PROBLEM REQUIREMENTS: Write out each line of the listing as it stands, without the images.

Extracted data entries:
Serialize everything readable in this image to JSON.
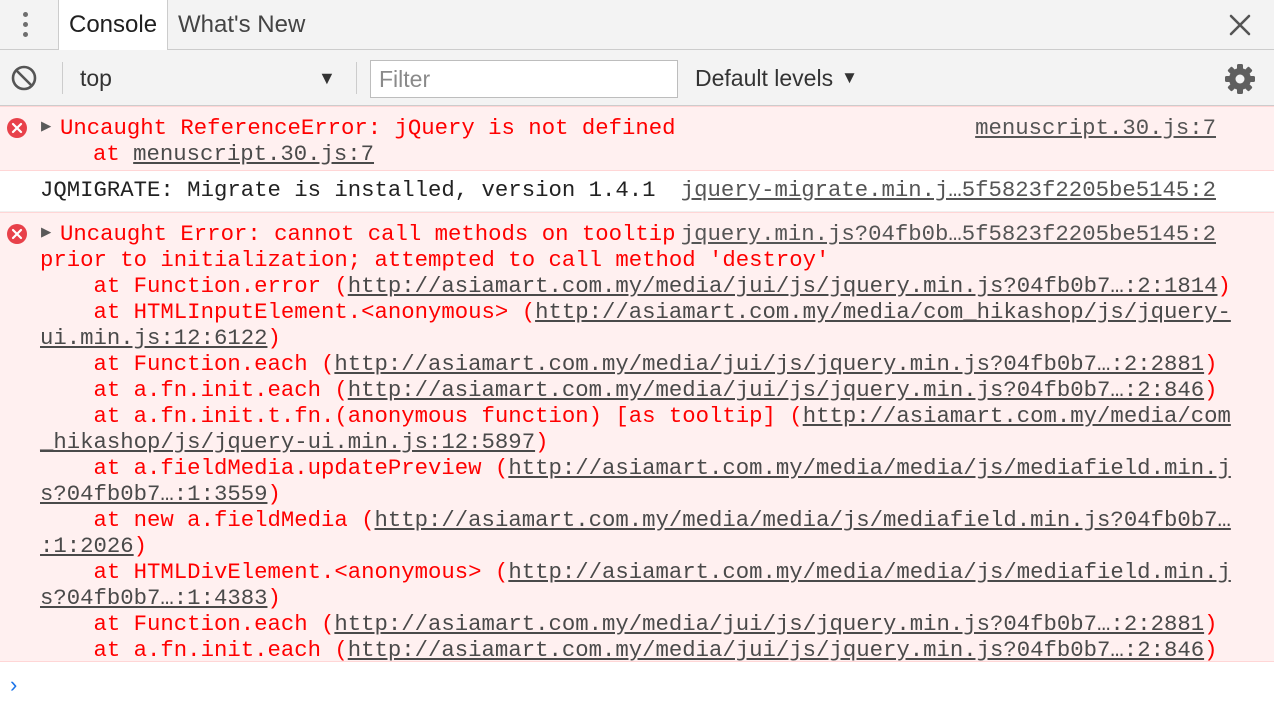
{
  "tabs": {
    "console": "Console",
    "whats_new": "What's New"
  },
  "toolbar": {
    "context_value": "top",
    "filter_placeholder": "Filter",
    "levels_label": "Default levels"
  },
  "messages": {
    "m1": {
      "text": "Uncaught ReferenceError: jQuery is not defined",
      "source": "menuscript.30.js:7",
      "at": "at ",
      "at_link": "menuscript.30.js:7"
    },
    "m2": {
      "text": "JQMIGRATE: Migrate is installed, version 1.4.1",
      "source": "jquery-migrate.min.j…5f5823f2205be5145:2"
    },
    "m3": {
      "line1": "Uncaught Error: cannot call methods on tooltip",
      "source": "jquery.min.js?04fb0b…5f5823f2205be5145:2",
      "line2": "prior to initialization; attempted to call method 'destroy'",
      "stack": [
        {
          "pre": "    at Function.error (",
          "link": "http://asiamart.com.my/media/jui/js/jquery.min.js?04fb0b7…:2:1814",
          "post": ")"
        },
        {
          "pre": "    at HTMLInputElement.<anonymous> (",
          "link": "http://asiamart.com.my/media/com_hikashop/js/jquery-",
          "post": ""
        },
        {
          "pre": "",
          "link": "ui.min.js:12:6122",
          "post": ")"
        },
        {
          "pre": "    at Function.each (",
          "link": "http://asiamart.com.my/media/jui/js/jquery.min.js?04fb0b7…:2:2881",
          "post": ")"
        },
        {
          "pre": "    at a.fn.init.each (",
          "link": "http://asiamart.com.my/media/jui/js/jquery.min.js?04fb0b7…:2:846",
          "post": ")"
        },
        {
          "pre": "    at a.fn.init.t.fn.(anonymous function) [as tooltip] (",
          "link": "http://asiamart.com.my/media/com",
          "post": ""
        },
        {
          "pre": "",
          "link": "_hikashop/js/jquery-ui.min.js:12:5897",
          "post": ")"
        },
        {
          "pre": "    at a.fieldMedia.updatePreview (",
          "link": "http://asiamart.com.my/media/media/js/mediafield.min.j",
          "post": ""
        },
        {
          "pre": "",
          "link": "s?04fb0b7…:1:3559",
          "post": ")"
        },
        {
          "pre": "    at new a.fieldMedia (",
          "link": "http://asiamart.com.my/media/media/js/mediafield.min.js?04fb0b7…",
          "post": ""
        },
        {
          "pre": "",
          "link": ":1:2026",
          "post": ")"
        },
        {
          "pre": "    at HTMLDivElement.<anonymous> (",
          "link": "http://asiamart.com.my/media/media/js/mediafield.min.j",
          "post": ""
        },
        {
          "pre": "",
          "link": "s?04fb0b7…:1:4383",
          "post": ")"
        },
        {
          "pre": "    at Function.each (",
          "link": "http://asiamart.com.my/media/jui/js/jquery.min.js?04fb0b7…:2:2881",
          "post": ")"
        },
        {
          "pre": "    at a.fn.init.each (",
          "link": "http://asiamart.com.my/media/jui/js/jquery.min.js?04fb0b7…:2:846",
          "post": ")"
        }
      ]
    }
  },
  "prompt_symbol": "›",
  "icons": {
    "menu": "kebab-menu-icon",
    "close": "close-icon",
    "clear": "clear-console-icon",
    "settings": "gear-icon",
    "error": "error-icon",
    "expand": "expand-triangle-icon"
  },
  "colors": {
    "error_text": "#ff0000",
    "error_bg": "#fff0f0",
    "prompt": "#1a73e8"
  }
}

RESULT:
Serialize everything readable in this image to JSON.
{
  "tabs": {
    "console": "Console",
    "whats_new": "What's New"
  },
  "toolbar": {
    "context_value": "top",
    "filter_placeholder": "Filter",
    "levels_label": "Default levels"
  },
  "messages": {
    "m1": {
      "text": "Uncaught ReferenceError: jQuery is not defined",
      "source": "menuscript.30.js:7",
      "at": "at ",
      "at_link": "menuscript.30.js:7"
    },
    "m2": {
      "text": "JQMIGRATE: Migrate is installed, version 1.4.1",
      "source": "jquery-migrate.min.j…5f5823f2205be5145:2"
    },
    "m3": {
      "line1": "Uncaught Error: cannot call methods on tooltip",
      "source": "jquery.min.js?04fb0b…5f5823f2205be5145:2",
      "line2": "prior to initialization; attempted to call method 'destroy'",
      "stack": [
        {
          "pre": "    at Function.error (",
          "link": "http://asiamart.com.my/media/jui/js/jquery.min.js?04fb0b7…:2:1814",
          "post": ")"
        },
        {
          "pre": "    at HTMLInputElement.<anonymous> (",
          "link": "http://asiamart.com.my/media/com_hikashop/js/jquery-",
          "post": ""
        },
        {
          "pre": "",
          "link": "ui.min.js:12:6122",
          "post": ")"
        },
        {
          "pre": "    at Function.each (",
          "link": "http://asiamart.com.my/media/jui/js/jquery.min.js?04fb0b7…:2:2881",
          "post": ")"
        },
        {
          "pre": "    at a.fn.init.each (",
          "link": "http://asiamart.com.my/media/jui/js/jquery.min.js?04fb0b7…:2:846",
          "post": ")"
        },
        {
          "pre": "    at a.fn.init.t.fn.(anonymous function) [as tooltip] (",
          "link": "http://asiamart.com.my/media/com",
          "post": ""
        },
        {
          "pre": "",
          "link": "_hikashop/js/jquery-ui.min.js:12:5897",
          "post": ")"
        },
        {
          "pre": "    at a.fieldMedia.updatePreview (",
          "link": "http://asiamart.com.my/media/media/js/mediafield.min.j",
          "post": ""
        },
        {
          "pre": "",
          "link": "s?04fb0b7…:1:3559",
          "post": ")"
        },
        {
          "pre": "    at new a.fieldMedia (",
          "link": "http://asiamart.com.my/media/media/js/mediafield.min.js?04fb0b7…",
          "post": ""
        },
        {
          "pre": "",
          "link": ":1:2026",
          "post": ")"
        },
        {
          "pre": "    at HTMLDivElement.<anonymous> (",
          "link": "http://asiamart.com.my/media/media/js/mediafield.min.j",
          "post": ""
        },
        {
          "pre": "",
          "link": "s?04fb0b7…:1:4383",
          "post": ")"
        },
        {
          "pre": "    at Function.each (",
          "link": "http://asiamart.com.my/media/jui/js/jquery.min.js?04fb0b7…:2:2881",
          "post": ")"
        },
        {
          "pre": "    at a.fn.init.each (",
          "link": "http://asiamart.com.my/media/jui/js/jquery.min.js?04fb0b7…:2:846",
          "post": ")"
        }
      ]
    }
  },
  "prompt_symbol": "›",
  "icons": {
    "menu": "kebab-menu-icon",
    "close": "close-icon",
    "clear": "clear-console-icon",
    "settings": "gear-icon",
    "error": "error-icon",
    "expand": "expand-triangle-icon"
  },
  "colors": {
    "error_text": "#ff0000",
    "error_bg": "#fff0f0",
    "prompt": "#1a73e8"
  }
}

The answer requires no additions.